Task instructions: Reproduce each line of the material precisely.

Listing:
####################
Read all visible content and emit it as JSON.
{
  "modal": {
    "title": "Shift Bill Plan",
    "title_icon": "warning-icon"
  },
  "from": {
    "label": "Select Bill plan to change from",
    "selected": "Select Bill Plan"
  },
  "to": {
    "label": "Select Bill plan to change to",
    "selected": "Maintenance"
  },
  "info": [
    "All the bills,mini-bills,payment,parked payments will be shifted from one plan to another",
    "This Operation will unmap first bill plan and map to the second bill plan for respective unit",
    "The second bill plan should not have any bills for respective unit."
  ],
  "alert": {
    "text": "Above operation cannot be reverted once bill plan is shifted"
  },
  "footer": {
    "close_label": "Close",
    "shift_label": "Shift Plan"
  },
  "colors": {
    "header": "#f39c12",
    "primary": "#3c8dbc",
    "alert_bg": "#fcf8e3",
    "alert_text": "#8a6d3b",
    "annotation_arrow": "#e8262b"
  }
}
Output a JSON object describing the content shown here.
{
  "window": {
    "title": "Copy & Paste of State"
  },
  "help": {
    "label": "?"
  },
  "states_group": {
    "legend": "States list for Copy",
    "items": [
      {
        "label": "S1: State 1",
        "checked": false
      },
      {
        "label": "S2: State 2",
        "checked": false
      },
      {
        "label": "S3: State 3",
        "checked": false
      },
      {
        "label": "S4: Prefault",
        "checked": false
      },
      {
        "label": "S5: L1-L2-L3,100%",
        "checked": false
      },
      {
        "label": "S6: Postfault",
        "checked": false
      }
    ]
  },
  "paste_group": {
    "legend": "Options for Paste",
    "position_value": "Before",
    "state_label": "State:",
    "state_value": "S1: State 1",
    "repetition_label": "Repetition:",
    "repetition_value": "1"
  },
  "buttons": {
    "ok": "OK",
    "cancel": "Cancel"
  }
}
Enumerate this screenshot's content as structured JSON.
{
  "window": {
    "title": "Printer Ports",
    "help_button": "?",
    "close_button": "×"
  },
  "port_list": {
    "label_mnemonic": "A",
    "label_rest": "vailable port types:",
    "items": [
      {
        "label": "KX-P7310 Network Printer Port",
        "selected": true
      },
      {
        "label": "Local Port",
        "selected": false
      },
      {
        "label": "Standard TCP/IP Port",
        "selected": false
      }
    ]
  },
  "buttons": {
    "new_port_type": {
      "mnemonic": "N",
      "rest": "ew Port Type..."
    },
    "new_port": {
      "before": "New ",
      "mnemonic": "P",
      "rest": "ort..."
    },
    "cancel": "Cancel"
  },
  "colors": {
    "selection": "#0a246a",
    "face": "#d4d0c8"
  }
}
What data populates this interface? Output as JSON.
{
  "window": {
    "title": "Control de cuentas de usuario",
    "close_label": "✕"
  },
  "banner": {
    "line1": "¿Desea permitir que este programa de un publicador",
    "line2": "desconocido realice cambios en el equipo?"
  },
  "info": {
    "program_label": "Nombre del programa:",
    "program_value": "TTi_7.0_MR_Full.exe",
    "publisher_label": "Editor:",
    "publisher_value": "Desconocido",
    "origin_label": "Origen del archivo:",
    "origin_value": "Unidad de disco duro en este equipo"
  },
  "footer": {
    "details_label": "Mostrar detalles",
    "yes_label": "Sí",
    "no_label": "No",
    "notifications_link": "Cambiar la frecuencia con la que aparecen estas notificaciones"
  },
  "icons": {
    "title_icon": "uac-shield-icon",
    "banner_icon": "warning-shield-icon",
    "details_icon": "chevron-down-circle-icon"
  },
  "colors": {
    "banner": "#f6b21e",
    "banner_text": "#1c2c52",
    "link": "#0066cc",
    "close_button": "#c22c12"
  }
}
####################
Response below:
Read all visible content and emit it as JSON.
{
  "modal": {
    "title": "Shift Bill Plan",
    "title_icon": "warning-icon"
  },
  "from": {
    "label": "Select Bill plan to change from",
    "selected": "Select Bill Plan"
  },
  "to": {
    "label": "Select Bill plan to change to",
    "selected": "Maintenance"
  },
  "info": [
    "All the bills,mini-bills,payment,parked payments will be shifted from one plan to another",
    "This Operation will unmap first bill plan and map to the second bill plan for respective unit",
    "The second bill plan should not have any bills for respective unit."
  ],
  "alert": {
    "text": "Above operation cannot be reverted once bill plan is shifted"
  },
  "footer": {
    "close_label": "Close",
    "shift_label": "Shift Plan"
  },
  "colors": {
    "header": "#f39c12",
    "primary": "#3c8dbc",
    "alert_bg": "#fcf8e3",
    "alert_text": "#8a6d3b",
    "annotation_arrow": "#e8262b"
  }
}
Output a JSON object describing the content shown here.
{
  "window": {
    "title": "Copy & Paste of State"
  },
  "help": {
    "label": "?"
  },
  "states_group": {
    "legend": "States list for Copy",
    "items": [
      {
        "label": "S1: State 1",
        "checked": false
      },
      {
        "label": "S2: State 2",
        "checked": false
      },
      {
        "label": "S3: State 3",
        "checked": false
      },
      {
        "label": "S4: Prefault",
        "checked": false
      },
      {
        "label": "S5: L1-L2-L3,100%",
        "checked": false
      },
      {
        "label": "S6: Postfault",
        "checked": false
      }
    ]
  },
  "paste_group": {
    "legend": "Options for Paste",
    "position_value": "Before",
    "state_label": "State:",
    "state_value": "S1: State 1",
    "repetition_label": "Repetition:",
    "repetition_value": "1"
  },
  "buttons": {
    "ok": "OK",
    "cancel": "Cancel"
  }
}
Enumerate this screenshot's content as structured JSON.
{
  "window": {
    "title": "Printer Ports",
    "help_button": "?",
    "close_button": "×"
  },
  "port_list": {
    "label_mnemonic": "A",
    "label_rest": "vailable port types:",
    "items": [
      {
        "label": "KX-P7310 Network Printer Port",
        "selected": true
      },
      {
        "label": "Local Port",
        "selected": false
      },
      {
        "label": "Standard TCP/IP Port",
        "selected": false
      }
    ]
  },
  "buttons": {
    "new_port_type": {
      "mnemonic": "N",
      "rest": "ew Port Type..."
    },
    "new_port": {
      "before": "New ",
      "mnemonic": "P",
      "rest": "ort..."
    },
    "cancel": "Cancel"
  },
  "colors": {
    "selection": "#0a246a",
    "face": "#d4d0c8"
  }
}
What data populates this interface? Output as JSON.
{
  "window": {
    "title": "Control de cuentas de usuario",
    "close_label": "✕"
  },
  "banner": {
    "line1": "¿Desea permitir que este programa de un publicador",
    "line2": "desconocido realice cambios en el equipo?"
  },
  "info": {
    "program_label": "Nombre del programa:",
    "program_value": "TTi_7.0_MR_Full.exe",
    "publisher_label": "Editor:",
    "publisher_value": "Desconocido",
    "origin_label": "Origen del archivo:",
    "origin_value": "Unidad de disco duro en este equipo"
  },
  "footer": {
    "details_label": "Mostrar detalles",
    "yes_label": "Sí",
    "no_label": "No",
    "notifications_link": "Cambiar la frecuencia con la que aparecen estas notificaciones"
  },
  "icons": {
    "title_icon": "uac-shield-icon",
    "banner_icon": "warning-shield-icon",
    "details_icon": "chevron-down-circle-icon"
  },
  "colors": {
    "banner": "#f6b21e",
    "banner_text": "#1c2c52",
    "link": "#0066cc",
    "close_button": "#c22c12"
  }
}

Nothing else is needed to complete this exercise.